Repeat every record below exactly as it appears.

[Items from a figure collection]
>>

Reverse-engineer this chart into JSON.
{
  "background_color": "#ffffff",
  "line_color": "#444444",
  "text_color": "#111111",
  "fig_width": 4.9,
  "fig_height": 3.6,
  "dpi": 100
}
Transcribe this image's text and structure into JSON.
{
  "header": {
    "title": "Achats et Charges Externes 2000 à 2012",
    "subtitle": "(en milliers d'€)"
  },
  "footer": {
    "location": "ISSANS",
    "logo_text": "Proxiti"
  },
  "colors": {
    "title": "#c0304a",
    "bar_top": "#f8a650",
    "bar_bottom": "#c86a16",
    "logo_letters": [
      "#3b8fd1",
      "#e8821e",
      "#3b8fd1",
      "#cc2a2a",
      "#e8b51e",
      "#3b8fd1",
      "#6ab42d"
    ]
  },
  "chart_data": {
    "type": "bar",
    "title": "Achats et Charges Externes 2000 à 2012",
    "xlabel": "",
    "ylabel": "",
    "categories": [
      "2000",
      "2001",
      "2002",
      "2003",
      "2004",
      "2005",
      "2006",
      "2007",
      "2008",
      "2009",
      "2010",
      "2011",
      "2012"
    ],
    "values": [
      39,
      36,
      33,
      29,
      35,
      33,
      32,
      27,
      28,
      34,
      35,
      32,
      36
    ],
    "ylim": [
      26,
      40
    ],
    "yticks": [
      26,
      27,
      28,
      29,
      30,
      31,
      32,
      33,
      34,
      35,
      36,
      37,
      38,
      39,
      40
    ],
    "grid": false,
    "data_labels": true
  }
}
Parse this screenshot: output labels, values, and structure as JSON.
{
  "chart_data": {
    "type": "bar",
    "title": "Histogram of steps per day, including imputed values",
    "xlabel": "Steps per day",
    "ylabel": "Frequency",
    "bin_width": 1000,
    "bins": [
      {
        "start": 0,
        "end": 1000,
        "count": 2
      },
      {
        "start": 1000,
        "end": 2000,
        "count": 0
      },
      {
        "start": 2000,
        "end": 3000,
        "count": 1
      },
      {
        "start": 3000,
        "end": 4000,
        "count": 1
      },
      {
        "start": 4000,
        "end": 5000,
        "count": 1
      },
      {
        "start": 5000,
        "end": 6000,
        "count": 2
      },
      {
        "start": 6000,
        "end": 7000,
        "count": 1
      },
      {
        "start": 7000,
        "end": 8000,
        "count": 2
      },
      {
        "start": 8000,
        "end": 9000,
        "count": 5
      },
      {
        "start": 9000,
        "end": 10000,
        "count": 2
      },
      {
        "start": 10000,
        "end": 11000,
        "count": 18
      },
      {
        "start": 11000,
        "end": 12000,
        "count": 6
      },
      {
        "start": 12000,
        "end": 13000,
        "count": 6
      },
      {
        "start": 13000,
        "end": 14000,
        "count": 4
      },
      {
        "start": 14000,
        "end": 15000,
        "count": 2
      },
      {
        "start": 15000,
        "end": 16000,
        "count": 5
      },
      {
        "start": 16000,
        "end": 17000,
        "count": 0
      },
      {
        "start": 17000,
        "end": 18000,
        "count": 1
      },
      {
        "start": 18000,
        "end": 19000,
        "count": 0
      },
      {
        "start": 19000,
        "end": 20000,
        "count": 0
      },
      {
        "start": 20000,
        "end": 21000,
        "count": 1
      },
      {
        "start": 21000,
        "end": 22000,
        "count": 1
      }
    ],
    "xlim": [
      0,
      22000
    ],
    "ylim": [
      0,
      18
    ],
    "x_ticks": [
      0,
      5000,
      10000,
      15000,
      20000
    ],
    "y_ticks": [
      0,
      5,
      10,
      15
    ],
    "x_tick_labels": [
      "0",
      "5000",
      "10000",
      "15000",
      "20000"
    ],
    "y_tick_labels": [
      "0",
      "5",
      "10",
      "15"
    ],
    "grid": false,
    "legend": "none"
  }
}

<<

Exercise answer >>
Reverse-engineer this chart into JSON.
{
  "background_color": "#ffffff",
  "line_color": "#444444",
  "text_color": "#111111",
  "fig_width": 4.9,
  "fig_height": 3.6,
  "dpi": 100
}
Transcribe this image's text and structure into JSON.
{
  "header": {
    "title": "Achats et Charges Externes 2000 à 2012",
    "subtitle": "(en milliers d'€)"
  },
  "footer": {
    "location": "ISSANS",
    "logo_text": "Proxiti"
  },
  "colors": {
    "title": "#c0304a",
    "bar_top": "#f8a650",
    "bar_bottom": "#c86a16",
    "logo_letters": [
      "#3b8fd1",
      "#e8821e",
      "#3b8fd1",
      "#cc2a2a",
      "#e8b51e",
      "#3b8fd1",
      "#6ab42d"
    ]
  },
  "chart_data": {
    "type": "bar",
    "title": "Achats et Charges Externes 2000 à 2012",
    "xlabel": "",
    "ylabel": "",
    "categories": [
      "2000",
      "2001",
      "2002",
      "2003",
      "2004",
      "2005",
      "2006",
      "2007",
      "2008",
      "2009",
      "2010",
      "2011",
      "2012"
    ],
    "values": [
      39,
      36,
      33,
      29,
      35,
      33,
      32,
      27,
      28,
      34,
      35,
      32,
      36
    ],
    "ylim": [
      26,
      40
    ],
    "yticks": [
      26,
      27,
      28,
      29,
      30,
      31,
      32,
      33,
      34,
      35,
      36,
      37,
      38,
      39,
      40
    ],
    "grid": false,
    "data_labels": true
  }
}
Parse this screenshot: output labels, values, and structure as JSON.
{
  "chart_data": {
    "type": "bar",
    "title": "Histogram of steps per day, including imputed values",
    "xlabel": "Steps per day",
    "ylabel": "Frequency",
    "bin_width": 1000,
    "bins": [
      {
        "start": 0,
        "end": 1000,
        "count": 2
      },
      {
        "start": 1000,
        "end": 2000,
        "count": 0
      },
      {
        "start": 2000,
        "end": 3000,
        "count": 1
      },
      {
        "start": 3000,
        "end": 4000,
        "count": 1
      },
      {
        "start": 4000,
        "end": 5000,
        "count": 1
      },
      {
        "start": 5000,
        "end": 6000,
        "count": 2
      },
      {
        "start": 6000,
        "end": 7000,
        "count": 1
      },
      {
        "start": 7000,
        "end": 8000,
        "count": 2
      },
      {
        "start": 8000,
        "end": 9000,
        "count": 5
      },
      {
        "start": 9000,
        "end": 10000,
        "count": 2
      },
      {
        "start": 10000,
        "end": 11000,
        "count": 18
      },
      {
        "start": 11000,
        "end": 12000,
        "count": 6
      },
      {
        "start": 12000,
        "end": 13000,
        "count": 6
      },
      {
        "start": 13000,
        "end": 14000,
        "count": 4
      },
      {
        "start": 14000,
        "end": 15000,
        "count": 2
      },
      {
        "start": 15000,
        "end": 16000,
        "count": 5
      },
      {
        "start": 16000,
        "end": 17000,
        "count": 0
      },
      {
        "start": 17000,
        "end": 18000,
        "count": 1
      },
      {
        "start": 18000,
        "end": 19000,
        "count": 0
      },
      {
        "start": 19000,
        "end": 20000,
        "count": 0
      },
      {
        "start": 20000,
        "end": 21000,
        "count": 1
      },
      {
        "start": 21000,
        "end": 22000,
        "count": 1
      }
    ],
    "xlim": [
      0,
      22000
    ],
    "ylim": [
      0,
      18
    ],
    "x_ticks": [
      0,
      5000,
      10000,
      15000,
      20000
    ],
    "y_ticks": [
      0,
      5,
      10,
      15
    ],
    "x_tick_labels": [
      "0",
      "5000",
      "10000",
      "15000",
      "20000"
    ],
    "y_tick_labels": [
      "0",
      "5",
      "10",
      "15"
    ],
    "grid": false,
    "legend": "none"
  }
}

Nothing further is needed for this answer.